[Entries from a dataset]
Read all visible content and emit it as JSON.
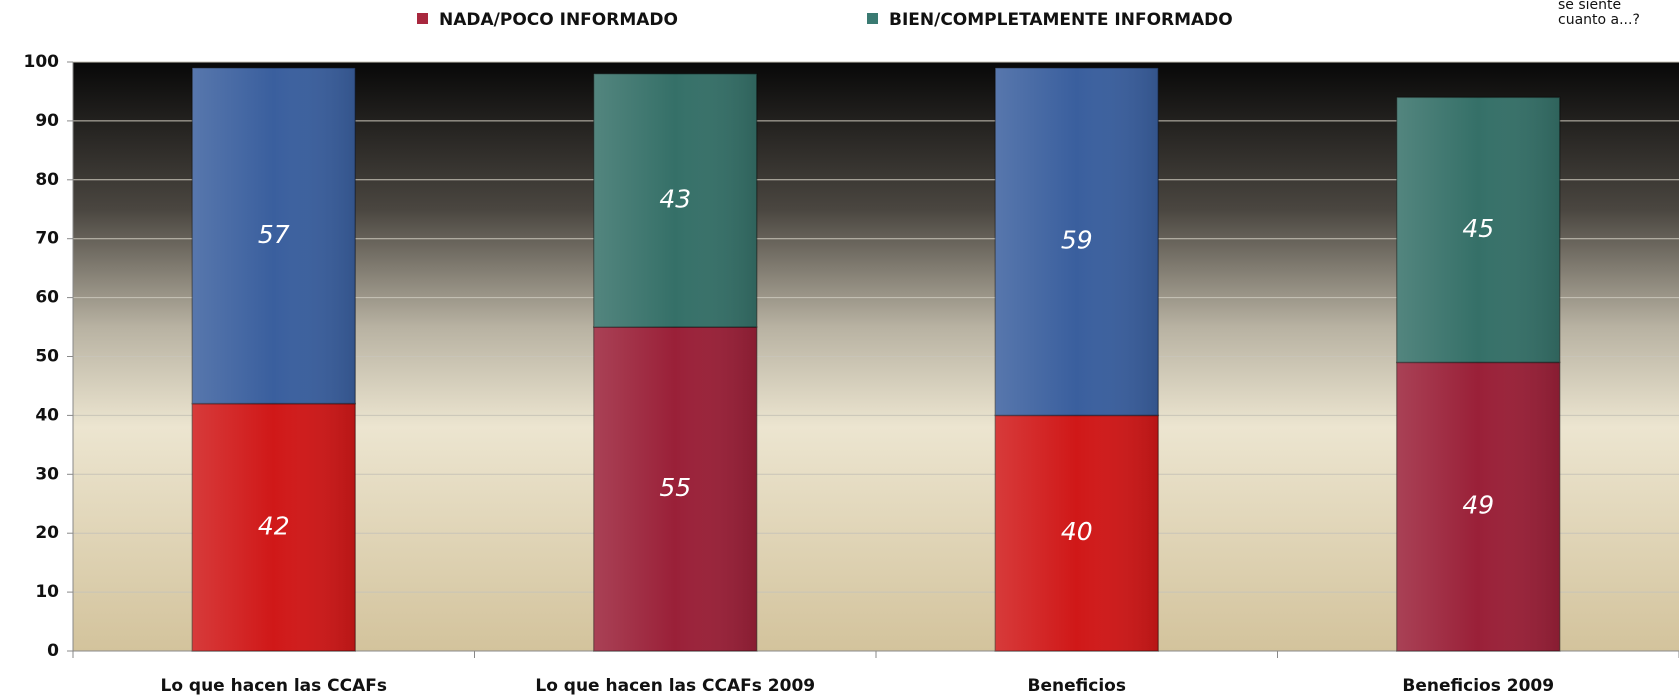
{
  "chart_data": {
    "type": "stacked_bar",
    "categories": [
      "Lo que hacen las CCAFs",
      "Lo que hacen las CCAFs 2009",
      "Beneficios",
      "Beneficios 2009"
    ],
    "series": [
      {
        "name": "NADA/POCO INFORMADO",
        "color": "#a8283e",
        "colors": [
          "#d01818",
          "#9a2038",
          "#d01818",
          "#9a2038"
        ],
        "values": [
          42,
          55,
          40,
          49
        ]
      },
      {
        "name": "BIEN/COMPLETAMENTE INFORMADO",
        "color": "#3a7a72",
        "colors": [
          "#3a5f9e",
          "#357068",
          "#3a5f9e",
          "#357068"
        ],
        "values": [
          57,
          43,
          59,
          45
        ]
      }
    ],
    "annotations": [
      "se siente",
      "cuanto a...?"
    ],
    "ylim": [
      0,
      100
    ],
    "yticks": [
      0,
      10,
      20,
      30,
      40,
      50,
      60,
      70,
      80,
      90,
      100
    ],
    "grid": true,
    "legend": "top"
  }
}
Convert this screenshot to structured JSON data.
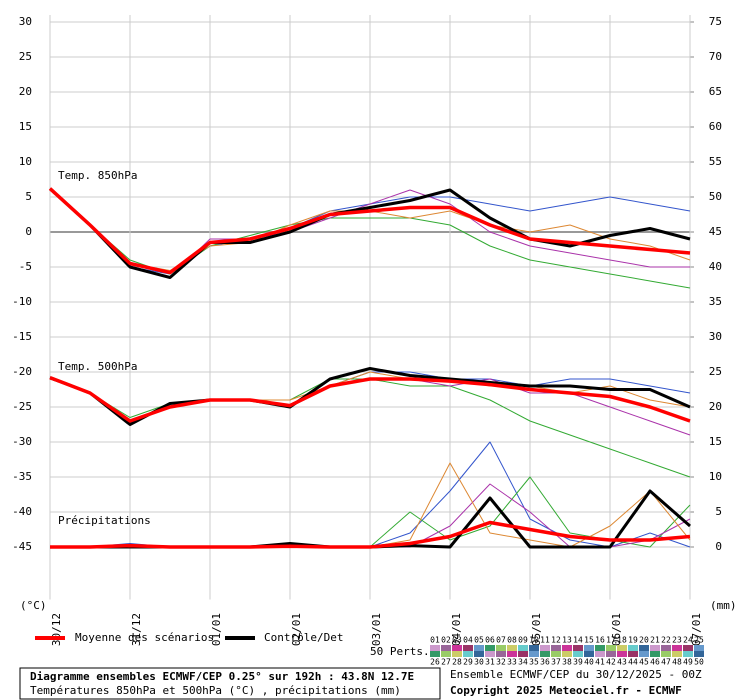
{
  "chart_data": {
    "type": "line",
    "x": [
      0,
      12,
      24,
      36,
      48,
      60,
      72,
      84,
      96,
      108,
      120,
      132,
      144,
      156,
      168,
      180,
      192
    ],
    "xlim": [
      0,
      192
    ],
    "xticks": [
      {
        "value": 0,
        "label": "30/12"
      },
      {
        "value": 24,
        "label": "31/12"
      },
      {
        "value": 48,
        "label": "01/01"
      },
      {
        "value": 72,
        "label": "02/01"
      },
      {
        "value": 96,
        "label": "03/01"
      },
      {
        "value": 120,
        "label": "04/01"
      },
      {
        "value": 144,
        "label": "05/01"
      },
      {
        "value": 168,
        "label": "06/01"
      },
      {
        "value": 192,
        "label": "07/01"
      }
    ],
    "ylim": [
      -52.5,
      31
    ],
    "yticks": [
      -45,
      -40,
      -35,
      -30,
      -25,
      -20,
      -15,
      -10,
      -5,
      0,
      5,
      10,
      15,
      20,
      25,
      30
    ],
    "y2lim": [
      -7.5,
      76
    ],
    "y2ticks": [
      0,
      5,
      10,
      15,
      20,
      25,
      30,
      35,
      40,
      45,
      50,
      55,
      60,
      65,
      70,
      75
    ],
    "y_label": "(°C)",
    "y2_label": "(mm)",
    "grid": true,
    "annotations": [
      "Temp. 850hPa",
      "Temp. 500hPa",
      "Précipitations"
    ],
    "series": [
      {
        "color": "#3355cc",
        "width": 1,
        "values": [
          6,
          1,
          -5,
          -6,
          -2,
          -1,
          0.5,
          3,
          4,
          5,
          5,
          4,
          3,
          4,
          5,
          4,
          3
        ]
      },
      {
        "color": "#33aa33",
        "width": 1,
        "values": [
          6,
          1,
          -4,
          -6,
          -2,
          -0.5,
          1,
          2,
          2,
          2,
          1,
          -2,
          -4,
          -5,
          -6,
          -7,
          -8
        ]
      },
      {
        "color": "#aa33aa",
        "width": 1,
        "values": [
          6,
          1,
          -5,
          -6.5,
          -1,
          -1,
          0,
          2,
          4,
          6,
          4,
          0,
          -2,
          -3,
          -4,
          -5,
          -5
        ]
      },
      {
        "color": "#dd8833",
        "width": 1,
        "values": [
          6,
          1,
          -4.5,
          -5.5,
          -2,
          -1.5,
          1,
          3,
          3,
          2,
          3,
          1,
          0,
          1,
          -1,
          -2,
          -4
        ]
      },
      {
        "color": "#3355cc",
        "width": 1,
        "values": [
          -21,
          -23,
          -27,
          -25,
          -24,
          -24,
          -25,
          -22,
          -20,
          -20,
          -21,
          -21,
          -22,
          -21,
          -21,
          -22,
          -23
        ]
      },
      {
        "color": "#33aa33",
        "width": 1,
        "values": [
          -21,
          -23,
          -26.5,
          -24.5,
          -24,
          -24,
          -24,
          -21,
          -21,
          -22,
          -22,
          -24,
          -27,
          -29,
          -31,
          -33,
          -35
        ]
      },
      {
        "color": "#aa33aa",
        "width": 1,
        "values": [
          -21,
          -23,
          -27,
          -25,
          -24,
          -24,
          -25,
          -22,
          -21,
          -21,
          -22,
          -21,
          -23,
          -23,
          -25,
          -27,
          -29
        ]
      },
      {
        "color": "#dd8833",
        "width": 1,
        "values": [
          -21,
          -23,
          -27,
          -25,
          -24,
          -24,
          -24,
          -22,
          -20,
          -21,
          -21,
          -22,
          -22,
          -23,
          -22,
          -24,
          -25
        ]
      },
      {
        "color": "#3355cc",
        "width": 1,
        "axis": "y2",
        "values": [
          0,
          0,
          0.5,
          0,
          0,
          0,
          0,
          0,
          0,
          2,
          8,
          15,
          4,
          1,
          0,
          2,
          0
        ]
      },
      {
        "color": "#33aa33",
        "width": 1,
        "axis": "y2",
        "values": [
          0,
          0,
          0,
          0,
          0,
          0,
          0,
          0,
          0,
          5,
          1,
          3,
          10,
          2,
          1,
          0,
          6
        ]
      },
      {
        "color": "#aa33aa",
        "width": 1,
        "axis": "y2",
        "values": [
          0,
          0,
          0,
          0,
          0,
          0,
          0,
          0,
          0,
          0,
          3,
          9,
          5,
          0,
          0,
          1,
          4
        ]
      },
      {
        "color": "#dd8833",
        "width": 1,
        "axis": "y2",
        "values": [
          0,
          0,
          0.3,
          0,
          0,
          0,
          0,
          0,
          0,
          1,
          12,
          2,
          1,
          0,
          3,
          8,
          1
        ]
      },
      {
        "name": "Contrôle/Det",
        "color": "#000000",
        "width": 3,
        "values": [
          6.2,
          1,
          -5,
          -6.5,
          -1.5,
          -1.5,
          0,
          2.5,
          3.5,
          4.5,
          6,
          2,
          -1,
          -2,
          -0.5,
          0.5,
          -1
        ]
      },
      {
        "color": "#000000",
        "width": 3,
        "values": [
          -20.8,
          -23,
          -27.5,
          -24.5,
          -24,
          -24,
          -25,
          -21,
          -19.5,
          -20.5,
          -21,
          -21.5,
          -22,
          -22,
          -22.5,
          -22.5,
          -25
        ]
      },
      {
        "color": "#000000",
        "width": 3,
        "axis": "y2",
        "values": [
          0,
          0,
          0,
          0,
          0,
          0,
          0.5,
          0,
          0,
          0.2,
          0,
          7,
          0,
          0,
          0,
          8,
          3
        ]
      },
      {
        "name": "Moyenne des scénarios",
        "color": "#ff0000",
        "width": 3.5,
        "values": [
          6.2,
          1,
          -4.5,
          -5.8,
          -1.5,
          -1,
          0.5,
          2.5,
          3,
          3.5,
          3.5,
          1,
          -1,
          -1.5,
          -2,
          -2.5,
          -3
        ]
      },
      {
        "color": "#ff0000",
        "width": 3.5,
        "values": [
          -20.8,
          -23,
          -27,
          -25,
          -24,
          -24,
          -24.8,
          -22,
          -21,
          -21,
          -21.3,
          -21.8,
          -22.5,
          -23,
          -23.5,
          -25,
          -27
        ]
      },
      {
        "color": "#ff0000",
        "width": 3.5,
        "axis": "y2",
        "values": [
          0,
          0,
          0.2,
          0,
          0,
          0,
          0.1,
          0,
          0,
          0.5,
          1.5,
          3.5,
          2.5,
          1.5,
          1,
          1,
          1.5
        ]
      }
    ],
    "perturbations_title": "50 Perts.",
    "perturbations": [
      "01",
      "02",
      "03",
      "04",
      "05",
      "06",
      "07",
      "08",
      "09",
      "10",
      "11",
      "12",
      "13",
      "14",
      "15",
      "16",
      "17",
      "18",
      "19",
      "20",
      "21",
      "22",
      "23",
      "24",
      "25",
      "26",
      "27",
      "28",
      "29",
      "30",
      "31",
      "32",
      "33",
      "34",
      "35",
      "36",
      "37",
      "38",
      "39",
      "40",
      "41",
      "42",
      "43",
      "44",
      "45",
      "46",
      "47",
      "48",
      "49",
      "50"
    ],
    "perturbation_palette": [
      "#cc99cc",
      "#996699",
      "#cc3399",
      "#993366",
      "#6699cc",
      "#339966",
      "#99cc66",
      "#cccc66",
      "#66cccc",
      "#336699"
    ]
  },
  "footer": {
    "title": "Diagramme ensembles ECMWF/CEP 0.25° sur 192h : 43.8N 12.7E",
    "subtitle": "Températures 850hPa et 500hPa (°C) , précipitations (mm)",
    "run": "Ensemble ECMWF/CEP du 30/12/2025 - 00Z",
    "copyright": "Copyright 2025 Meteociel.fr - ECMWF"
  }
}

Requirement — Extract all lines from the data in which "name" is found.

Exercise response —
        "name": "NADA/POCO INFORMADO",
        "name": "BIEN/COMPLETAMENTE INFORMADO",
        "name": "Contrôle/Det",
        "name": "Moyenne des scénarios",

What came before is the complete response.